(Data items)
.....
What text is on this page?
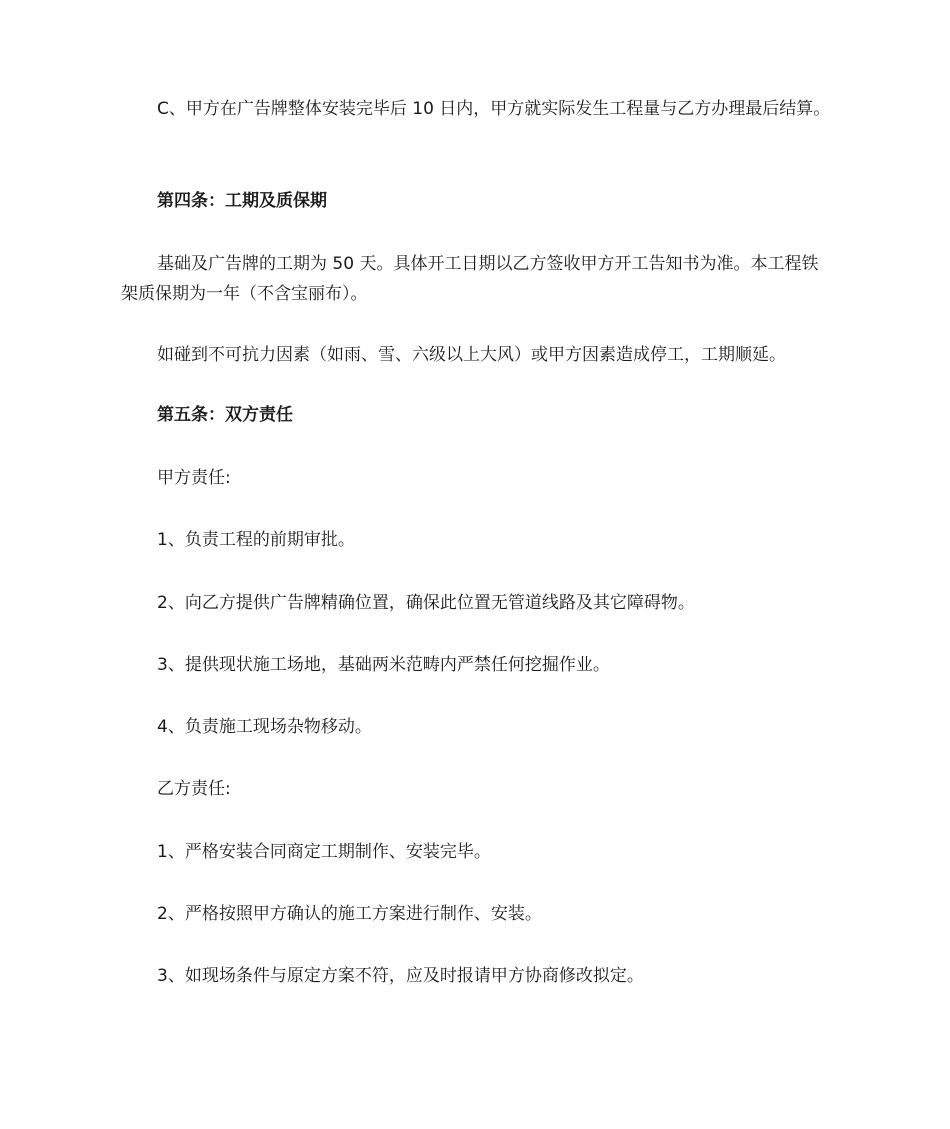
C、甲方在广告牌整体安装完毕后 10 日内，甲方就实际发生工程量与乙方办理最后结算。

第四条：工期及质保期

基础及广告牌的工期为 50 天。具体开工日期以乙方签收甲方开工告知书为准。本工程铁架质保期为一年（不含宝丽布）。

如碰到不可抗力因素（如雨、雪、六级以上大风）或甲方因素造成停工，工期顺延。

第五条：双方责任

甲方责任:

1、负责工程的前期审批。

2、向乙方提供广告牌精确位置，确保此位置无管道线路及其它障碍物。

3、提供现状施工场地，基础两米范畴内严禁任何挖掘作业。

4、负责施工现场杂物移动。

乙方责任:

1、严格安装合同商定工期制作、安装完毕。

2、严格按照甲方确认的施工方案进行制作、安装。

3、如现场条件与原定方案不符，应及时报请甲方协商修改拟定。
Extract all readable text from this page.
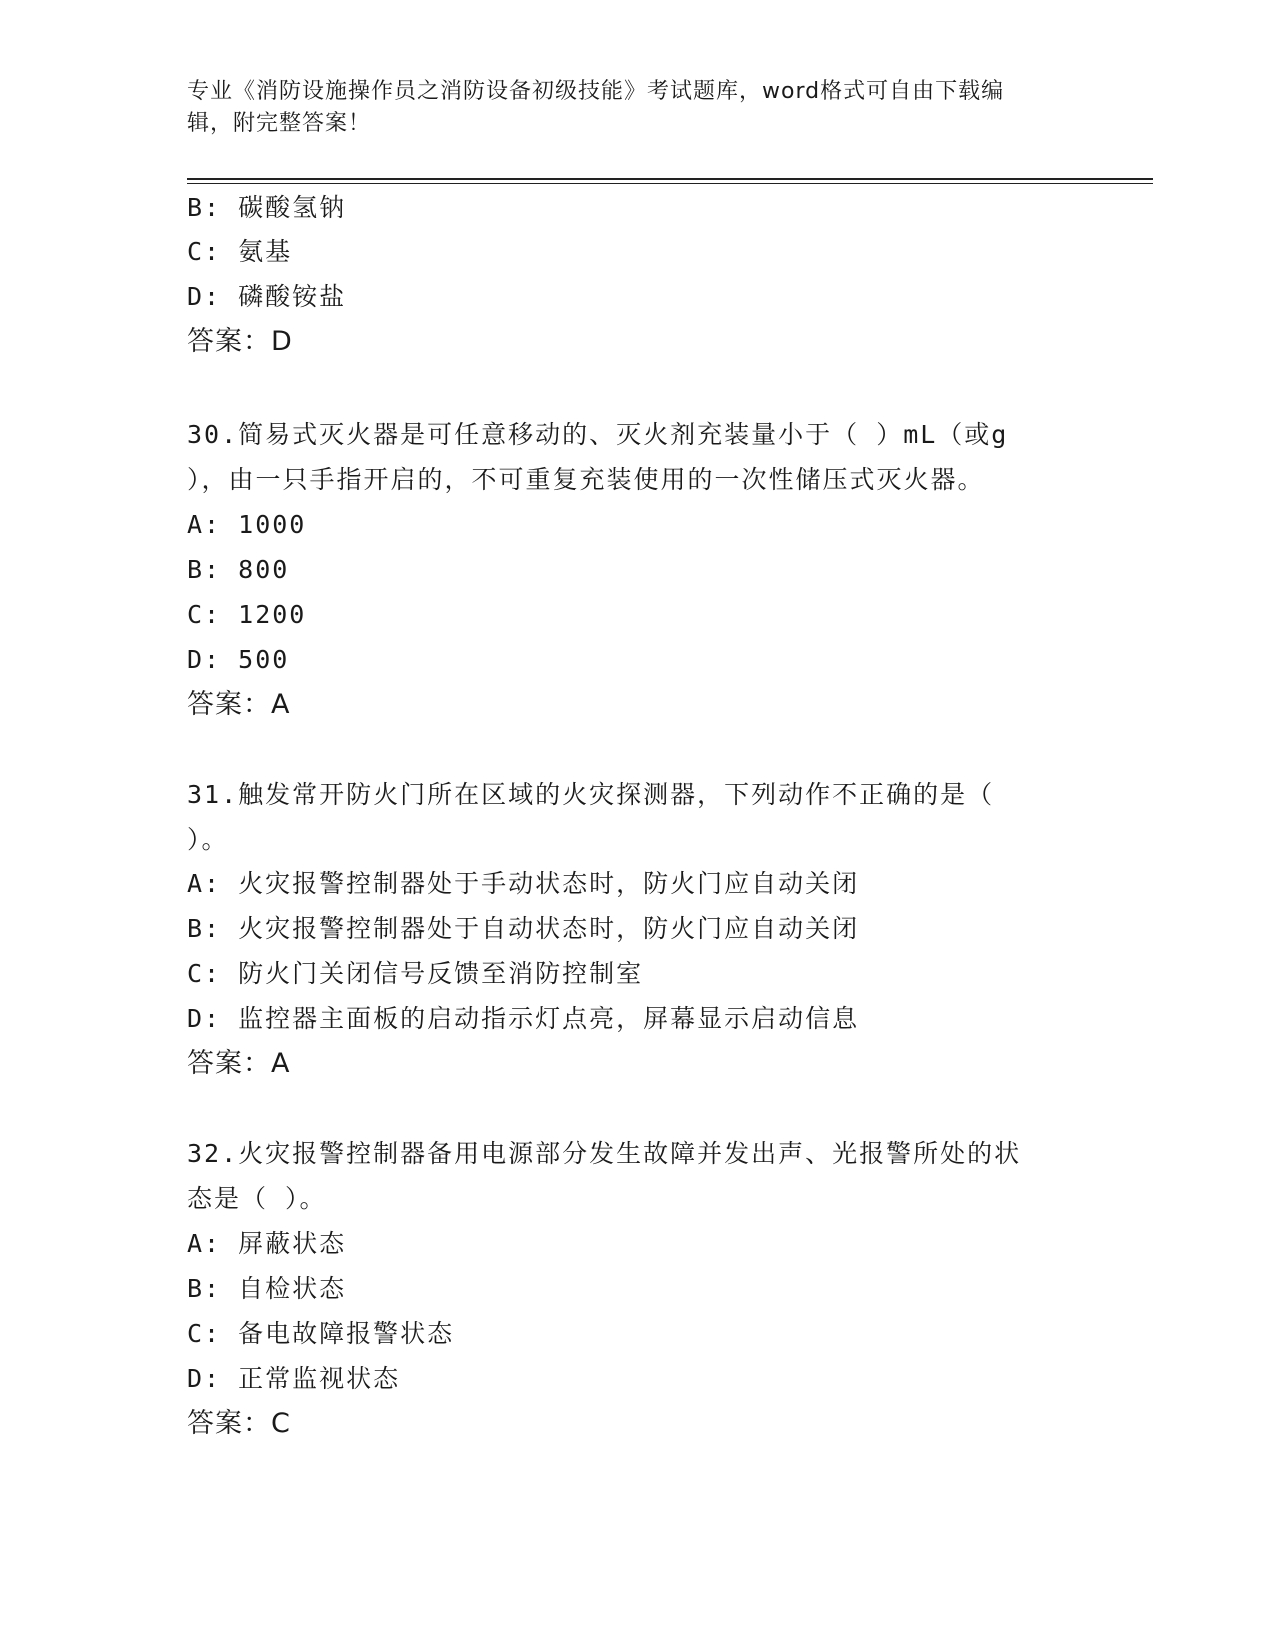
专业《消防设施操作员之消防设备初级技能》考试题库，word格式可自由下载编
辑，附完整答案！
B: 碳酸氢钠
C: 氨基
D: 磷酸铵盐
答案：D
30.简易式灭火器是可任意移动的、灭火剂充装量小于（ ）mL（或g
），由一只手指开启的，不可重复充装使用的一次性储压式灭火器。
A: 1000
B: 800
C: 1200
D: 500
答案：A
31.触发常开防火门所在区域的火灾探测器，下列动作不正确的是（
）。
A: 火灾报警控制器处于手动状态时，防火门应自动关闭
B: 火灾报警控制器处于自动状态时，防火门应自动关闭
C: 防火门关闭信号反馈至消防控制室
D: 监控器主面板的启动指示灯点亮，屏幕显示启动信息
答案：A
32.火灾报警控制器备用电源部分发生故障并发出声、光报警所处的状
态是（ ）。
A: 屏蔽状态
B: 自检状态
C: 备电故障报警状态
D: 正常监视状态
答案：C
.....
Quote the data exactly, leaving every image out of the copy.

:: EXPECTED OUTPUT ::
What text is on this page?
C、甲方在广告牌整体安装完毕后 10 日内，甲方就实际发生工程量与乙方办理最后结算。

第四条：工期及质保期

基础及广告牌的工期为 50 天。具体开工日期以乙方签收甲方开工告知书为准。本工程铁架质保期为一年（不含宝丽布）。

如碰到不可抗力因素（如雨、雪、六级以上大风）或甲方因素造成停工，工期顺延。

第五条：双方责任

甲方责任:

1、负责工程的前期审批。

2、向乙方提供广告牌精确位置，确保此位置无管道线路及其它障碍物。

3、提供现状施工场地，基础两米范畴内严禁任何挖掘作业。

4、负责施工现场杂物移动。

乙方责任:

1、严格安装合同商定工期制作、安装完毕。

2、严格按照甲方确认的施工方案进行制作、安装。

3、如现场条件与原定方案不符，应及时报请甲方协商修改拟定。
Extract all readable text from this page.
专业《消防设施操作员之消防设备初级技能》考试题库，word格式可自由下载编
辑，附完整答案！
B: 碳酸氢钠
C: 氨基
D: 磷酸铵盐
答案：D
30.简易式灭火器是可任意移动的、灭火剂充装量小于（ ）mL（或g
），由一只手指开启的，不可重复充装使用的一次性储压式灭火器。
A: 1000
B: 800
C: 1200
D: 500
答案：A
31.触发常开防火门所在区域的火灾探测器，下列动作不正确的是（
）。
A: 火灾报警控制器处于手动状态时，防火门应自动关闭
B: 火灾报警控制器处于自动状态时，防火门应自动关闭
C: 防火门关闭信号反馈至消防控制室
D: 监控器主面板的启动指示灯点亮，屏幕显示启动信息
答案：A
32.火灾报警控制器备用电源部分发生故障并发出声、光报警所处的状
态是（ ）。
A: 屏蔽状态
B: 自检状态
C: 备电故障报警状态
D: 正常监视状态
答案：C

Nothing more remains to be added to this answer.